Rewrite the data from the line containing "jersey-name: LINKLATER: [342, 249, 387, 258]" through the line containing "runway-photo-left: [17, 131, 270, 416]", swapping "Tweet your reply" for "Post your reply" and leaving everything else as it is. Give back only that stretch.

— BEGIN —

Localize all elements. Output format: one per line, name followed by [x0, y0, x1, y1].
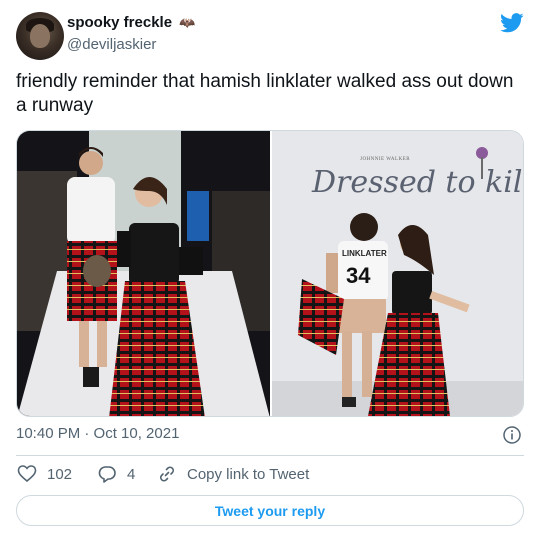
jersey-name: LINKLATER: [342, 249, 387, 258]
reply-count: 4: [127, 465, 136, 483]
display-name[interactable]: spooky freckle 🦇: [67, 14, 195, 31]
reply-action[interactable]: 4: [97, 463, 135, 485]
backdrop-title: Dressed to kilt: [312, 165, 524, 200]
copy-link-label: Copy link to Tweet: [187, 465, 310, 483]
bat-icon: 🦇: [179, 15, 196, 30]
tweet-timestamp[interactable]: 10:40 PM · Oct 10, 2021: [16, 425, 179, 442]
tweet-reply-button[interactable]: Tweet your reply: [16, 495, 524, 526]
tweet-card: spooky freckle 🦇 @deviljaskier friendly …: [0, 0, 540, 542]
link-icon: [160, 466, 174, 482]
display-name-text: spooky freckle: [67, 14, 173, 31]
twitter-bird-icon[interactable]: [500, 13, 524, 33]
runway-photo-left: [17, 131, 270, 416]
tweet-text: friendly reminder that hamish linklater …: [16, 71, 514, 116]
reply-bubble-icon: [98, 466, 116, 483]
tweet-media[interactable]: JOHNNIE WALKER Dressed to kilt LINKLATER…: [16, 130, 524, 417]
jersey-number: 34: [346, 263, 371, 288]
media-photo-right[interactable]: JOHNNIE WALKER Dressed to kilt LINKLATER…: [272, 131, 524, 416]
avatar-face: [30, 24, 50, 48]
info-icon[interactable]: [503, 426, 521, 444]
avatar[interactable]: [16, 12, 64, 60]
like-action[interactable]: 102: [17, 463, 72, 485]
media-photo-left[interactable]: [17, 131, 270, 416]
like-count: 102: [47, 465, 73, 483]
backdrop-brand-small: JOHNNIE WALKER: [360, 157, 411, 162]
user-handle[interactable]: @deviljaskier: [67, 36, 156, 53]
copy-link-action[interactable]: Copy link to Tweet: [157, 463, 309, 485]
heart-icon: [17, 465, 37, 483]
divider: [16, 455, 524, 456]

— END —

_THE RESULT_.
jersey-name: LINKLATER: [342, 249, 387, 258]
reply-count: 4: [127, 465, 136, 483]
display-name[interactable]: spooky freckle 🦇: [67, 14, 195, 31]
reply-action[interactable]: 4: [97, 463, 135, 485]
backdrop-title: Dressed to kilt: [312, 165, 524, 200]
copy-link-label: Copy link to Tweet: [187, 465, 310, 483]
bat-icon: 🦇: [179, 15, 196, 30]
tweet-timestamp[interactable]: 10:40 PM · Oct 10, 2021: [16, 425, 179, 442]
tweet-reply-button[interactable]: Post your reply: [16, 495, 524, 526]
tweet-card: spooky freckle 🦇 @deviljaskier friendly …: [0, 0, 540, 542]
link-icon: [160, 466, 174, 482]
display-name-text: spooky freckle: [67, 14, 173, 31]
twitter-bird-icon[interactable]: [500, 13, 524, 33]
runway-photo-left: [17, 131, 270, 416]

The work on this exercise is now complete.